### [What this task involves]
The listing below should be written out exactly; please include all of it.

━━ Input

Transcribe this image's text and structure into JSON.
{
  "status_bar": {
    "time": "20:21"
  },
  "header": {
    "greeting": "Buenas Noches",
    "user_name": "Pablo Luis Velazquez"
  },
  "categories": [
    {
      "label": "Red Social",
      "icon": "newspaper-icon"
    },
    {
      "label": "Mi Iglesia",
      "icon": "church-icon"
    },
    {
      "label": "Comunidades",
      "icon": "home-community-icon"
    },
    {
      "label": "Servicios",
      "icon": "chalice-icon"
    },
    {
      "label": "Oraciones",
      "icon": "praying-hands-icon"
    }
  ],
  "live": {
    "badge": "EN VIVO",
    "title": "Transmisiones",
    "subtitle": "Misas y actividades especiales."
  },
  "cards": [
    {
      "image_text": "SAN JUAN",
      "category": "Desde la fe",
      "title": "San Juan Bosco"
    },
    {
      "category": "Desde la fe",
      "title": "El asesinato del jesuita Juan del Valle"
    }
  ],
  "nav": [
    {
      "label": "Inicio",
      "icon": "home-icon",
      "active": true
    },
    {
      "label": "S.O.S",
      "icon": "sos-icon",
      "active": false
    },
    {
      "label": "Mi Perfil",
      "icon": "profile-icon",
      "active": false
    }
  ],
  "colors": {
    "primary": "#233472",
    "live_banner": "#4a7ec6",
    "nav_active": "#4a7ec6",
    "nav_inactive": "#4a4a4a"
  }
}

━━━━

### [Solution]
Transcribe this image's text and structure into JSON.
{
  "status_bar": {
    "time": "20:21"
  },
  "header": {
    "greeting": "Buenas Noches",
    "user_name": "Pablo Luis Velazquez"
  },
  "categories": [
    {
      "label": "Red Social",
      "icon": "newspaper-icon"
    },
    {
      "label": "Mi Iglesia",
      "icon": "church-icon"
    },
    {
      "label": "Comunidades",
      "icon": "home-community-icon"
    },
    {
      "label": "Servicios",
      "icon": "chalice-icon"
    },
    {
      "label": "Oraciones",
      "icon": "praying-hands-icon"
    }
  ],
  "live": {
    "badge": "EN VIVO",
    "title": "Transmisiones",
    "subtitle": "Misas y actividades especiales."
  },
  "cards": [
    {
      "image_text": "SAN JUAN",
      "category": "Desde la fe",
      "title": "San Juan Bosco"
    },
    {
      "category": "Desde la fe",
      "title": "El asesinato del jesuita Juan del Valle"
    }
  ],
  "nav": [
    {
      "label": "Inicio",
      "icon": "home-icon",
      "active": true
    },
    {
      "label": "S.O.S",
      "icon": "sos-icon",
      "active": false
    },
    {
      "label": "Mi Perfil",
      "icon": "profile-icon",
      "active": false
    }
  ],
  "colors": {
    "primary": "#233472",
    "live_banner": "#4a7ec6",
    "nav_active": "#4a7ec6",
    "nav_inactive": "#4a4a4a"
  }
}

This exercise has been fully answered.